• [Data records]:
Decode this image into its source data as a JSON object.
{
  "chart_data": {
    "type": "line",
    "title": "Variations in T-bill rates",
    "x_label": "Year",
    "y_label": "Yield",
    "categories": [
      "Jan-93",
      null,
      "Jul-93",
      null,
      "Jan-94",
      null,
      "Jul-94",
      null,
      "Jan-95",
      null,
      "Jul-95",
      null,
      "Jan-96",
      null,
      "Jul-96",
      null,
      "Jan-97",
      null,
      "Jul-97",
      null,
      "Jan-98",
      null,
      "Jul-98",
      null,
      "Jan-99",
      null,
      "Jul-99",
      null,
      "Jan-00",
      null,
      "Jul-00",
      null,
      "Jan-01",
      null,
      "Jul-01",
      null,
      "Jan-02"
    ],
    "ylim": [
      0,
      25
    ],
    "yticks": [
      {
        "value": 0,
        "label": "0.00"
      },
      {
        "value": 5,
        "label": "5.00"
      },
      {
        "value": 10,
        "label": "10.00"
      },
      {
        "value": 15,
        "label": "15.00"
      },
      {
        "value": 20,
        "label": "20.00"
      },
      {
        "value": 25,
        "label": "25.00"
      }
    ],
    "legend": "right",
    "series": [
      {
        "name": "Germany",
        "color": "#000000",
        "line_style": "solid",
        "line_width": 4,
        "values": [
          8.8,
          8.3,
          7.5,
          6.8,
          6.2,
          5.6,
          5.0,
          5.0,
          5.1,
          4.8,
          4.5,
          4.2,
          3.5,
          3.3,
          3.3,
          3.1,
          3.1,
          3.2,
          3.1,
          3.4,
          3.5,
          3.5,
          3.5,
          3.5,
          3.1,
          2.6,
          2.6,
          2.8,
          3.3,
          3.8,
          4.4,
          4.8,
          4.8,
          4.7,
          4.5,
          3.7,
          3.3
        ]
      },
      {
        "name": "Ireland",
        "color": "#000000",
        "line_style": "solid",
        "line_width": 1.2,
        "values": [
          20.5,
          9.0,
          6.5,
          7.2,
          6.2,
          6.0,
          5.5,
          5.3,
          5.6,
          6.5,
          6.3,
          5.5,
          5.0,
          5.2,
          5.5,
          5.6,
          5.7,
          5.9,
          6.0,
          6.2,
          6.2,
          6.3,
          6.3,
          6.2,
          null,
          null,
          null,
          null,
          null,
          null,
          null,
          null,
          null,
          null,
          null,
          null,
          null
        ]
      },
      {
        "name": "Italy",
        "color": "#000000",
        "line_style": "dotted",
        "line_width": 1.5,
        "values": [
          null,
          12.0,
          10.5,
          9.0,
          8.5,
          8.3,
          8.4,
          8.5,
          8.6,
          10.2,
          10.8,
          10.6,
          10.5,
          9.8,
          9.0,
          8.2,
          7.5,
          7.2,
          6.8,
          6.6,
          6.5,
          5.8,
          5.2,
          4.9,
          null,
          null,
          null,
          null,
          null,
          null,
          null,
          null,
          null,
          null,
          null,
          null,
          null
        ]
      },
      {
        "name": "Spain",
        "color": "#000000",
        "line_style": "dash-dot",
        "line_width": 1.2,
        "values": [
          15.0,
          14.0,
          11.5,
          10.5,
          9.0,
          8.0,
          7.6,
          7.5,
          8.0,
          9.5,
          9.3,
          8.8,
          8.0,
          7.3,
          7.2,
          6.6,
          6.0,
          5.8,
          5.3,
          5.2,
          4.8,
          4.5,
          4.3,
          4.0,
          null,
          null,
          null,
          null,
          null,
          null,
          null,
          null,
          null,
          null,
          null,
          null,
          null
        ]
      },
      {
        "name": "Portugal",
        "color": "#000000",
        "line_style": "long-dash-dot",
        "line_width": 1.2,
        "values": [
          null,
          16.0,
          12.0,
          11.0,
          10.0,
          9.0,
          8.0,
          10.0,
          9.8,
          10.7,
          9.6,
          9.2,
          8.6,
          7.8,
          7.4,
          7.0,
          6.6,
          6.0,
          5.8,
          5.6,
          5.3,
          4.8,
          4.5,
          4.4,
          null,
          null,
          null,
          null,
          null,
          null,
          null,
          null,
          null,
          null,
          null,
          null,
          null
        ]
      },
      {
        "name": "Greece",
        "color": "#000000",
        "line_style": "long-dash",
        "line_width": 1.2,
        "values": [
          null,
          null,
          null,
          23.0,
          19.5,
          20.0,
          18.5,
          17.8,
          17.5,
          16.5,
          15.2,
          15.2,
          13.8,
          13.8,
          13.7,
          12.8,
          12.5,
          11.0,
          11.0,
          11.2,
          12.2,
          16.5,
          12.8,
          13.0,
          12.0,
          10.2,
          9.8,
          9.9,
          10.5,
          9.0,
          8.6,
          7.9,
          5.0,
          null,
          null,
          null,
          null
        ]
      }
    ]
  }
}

---

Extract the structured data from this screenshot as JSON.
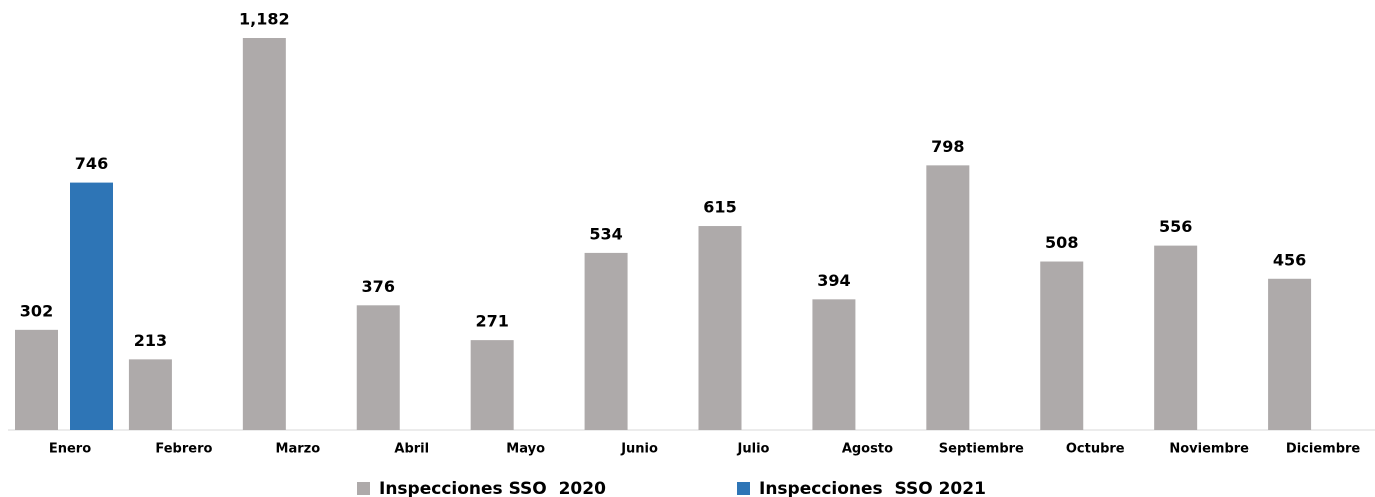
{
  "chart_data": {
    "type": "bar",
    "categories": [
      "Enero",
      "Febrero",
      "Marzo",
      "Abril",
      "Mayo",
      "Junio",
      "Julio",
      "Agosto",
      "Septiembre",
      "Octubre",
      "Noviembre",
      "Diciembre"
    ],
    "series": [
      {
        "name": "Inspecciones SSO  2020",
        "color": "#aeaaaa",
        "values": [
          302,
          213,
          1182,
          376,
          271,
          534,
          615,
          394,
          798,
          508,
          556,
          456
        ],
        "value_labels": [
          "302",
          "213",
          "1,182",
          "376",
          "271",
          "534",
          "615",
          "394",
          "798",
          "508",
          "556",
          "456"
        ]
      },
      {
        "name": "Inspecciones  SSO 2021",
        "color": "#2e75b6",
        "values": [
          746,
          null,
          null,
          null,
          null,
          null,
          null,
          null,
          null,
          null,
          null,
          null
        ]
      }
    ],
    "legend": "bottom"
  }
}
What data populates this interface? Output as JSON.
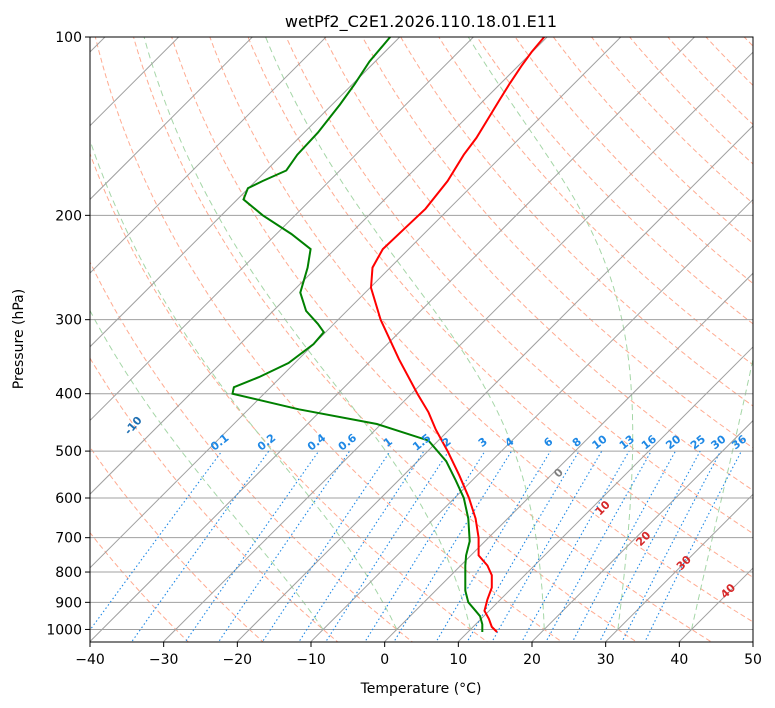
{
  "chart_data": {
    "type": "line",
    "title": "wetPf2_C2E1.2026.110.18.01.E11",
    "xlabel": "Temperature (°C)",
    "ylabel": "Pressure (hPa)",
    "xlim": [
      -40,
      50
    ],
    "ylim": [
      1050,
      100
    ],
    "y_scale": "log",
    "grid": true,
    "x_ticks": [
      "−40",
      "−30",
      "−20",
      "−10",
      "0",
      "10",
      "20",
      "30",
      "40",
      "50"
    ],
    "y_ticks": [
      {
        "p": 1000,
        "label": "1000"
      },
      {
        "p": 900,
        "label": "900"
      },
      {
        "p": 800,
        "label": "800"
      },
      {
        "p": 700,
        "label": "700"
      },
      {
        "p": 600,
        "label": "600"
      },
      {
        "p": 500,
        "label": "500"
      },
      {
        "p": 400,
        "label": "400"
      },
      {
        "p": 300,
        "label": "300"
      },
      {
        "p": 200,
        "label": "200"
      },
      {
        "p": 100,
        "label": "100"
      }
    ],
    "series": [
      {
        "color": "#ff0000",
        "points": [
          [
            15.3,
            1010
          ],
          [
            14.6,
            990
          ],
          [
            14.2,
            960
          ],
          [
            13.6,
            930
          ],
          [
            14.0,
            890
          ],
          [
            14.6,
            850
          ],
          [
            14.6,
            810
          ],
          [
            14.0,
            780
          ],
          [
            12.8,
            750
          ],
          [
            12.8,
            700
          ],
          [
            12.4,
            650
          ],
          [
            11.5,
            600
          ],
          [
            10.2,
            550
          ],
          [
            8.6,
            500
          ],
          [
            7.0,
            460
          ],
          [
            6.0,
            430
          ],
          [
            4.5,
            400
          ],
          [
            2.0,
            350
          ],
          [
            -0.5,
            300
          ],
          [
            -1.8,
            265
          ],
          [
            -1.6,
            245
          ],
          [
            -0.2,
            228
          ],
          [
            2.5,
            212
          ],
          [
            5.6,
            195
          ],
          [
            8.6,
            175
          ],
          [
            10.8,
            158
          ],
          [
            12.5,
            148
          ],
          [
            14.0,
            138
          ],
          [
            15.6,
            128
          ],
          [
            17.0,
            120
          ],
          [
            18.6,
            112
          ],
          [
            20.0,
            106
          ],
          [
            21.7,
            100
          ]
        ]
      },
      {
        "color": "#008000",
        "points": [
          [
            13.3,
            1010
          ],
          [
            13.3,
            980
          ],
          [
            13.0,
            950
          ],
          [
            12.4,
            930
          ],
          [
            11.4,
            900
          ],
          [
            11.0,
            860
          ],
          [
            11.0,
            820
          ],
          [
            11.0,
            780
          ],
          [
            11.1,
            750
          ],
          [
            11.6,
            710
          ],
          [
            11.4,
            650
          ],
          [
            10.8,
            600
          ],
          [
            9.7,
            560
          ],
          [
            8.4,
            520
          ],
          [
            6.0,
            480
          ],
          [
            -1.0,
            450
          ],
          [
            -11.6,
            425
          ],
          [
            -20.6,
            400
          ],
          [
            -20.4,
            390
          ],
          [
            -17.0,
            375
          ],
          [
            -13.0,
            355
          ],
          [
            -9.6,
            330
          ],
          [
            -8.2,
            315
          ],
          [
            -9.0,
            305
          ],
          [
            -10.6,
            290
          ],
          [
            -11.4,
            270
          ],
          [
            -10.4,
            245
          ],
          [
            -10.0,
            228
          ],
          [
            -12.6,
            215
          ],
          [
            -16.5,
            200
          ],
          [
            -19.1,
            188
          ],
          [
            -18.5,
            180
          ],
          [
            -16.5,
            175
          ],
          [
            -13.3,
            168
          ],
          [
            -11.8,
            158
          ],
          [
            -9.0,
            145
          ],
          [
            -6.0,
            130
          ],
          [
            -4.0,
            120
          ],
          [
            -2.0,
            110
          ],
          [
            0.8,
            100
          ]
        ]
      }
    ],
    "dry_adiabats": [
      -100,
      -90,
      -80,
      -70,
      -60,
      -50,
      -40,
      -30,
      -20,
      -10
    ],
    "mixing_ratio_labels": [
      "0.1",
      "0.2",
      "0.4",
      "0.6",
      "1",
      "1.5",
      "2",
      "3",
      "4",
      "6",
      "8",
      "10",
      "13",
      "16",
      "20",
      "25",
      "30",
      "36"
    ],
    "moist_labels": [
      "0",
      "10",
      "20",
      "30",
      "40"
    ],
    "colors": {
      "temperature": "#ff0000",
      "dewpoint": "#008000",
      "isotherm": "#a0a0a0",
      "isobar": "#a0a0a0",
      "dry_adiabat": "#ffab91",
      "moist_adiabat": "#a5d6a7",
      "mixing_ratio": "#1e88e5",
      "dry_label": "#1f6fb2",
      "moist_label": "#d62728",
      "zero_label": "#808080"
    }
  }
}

• [Stated exercise]: Take each line containing the string "JSON" and copy it out.

• [Solved problem]:
Decode this image into its source data as a JSON object.
Extract the structured data from this screenshot as JSON.
What data populates this interface? Output as JSON.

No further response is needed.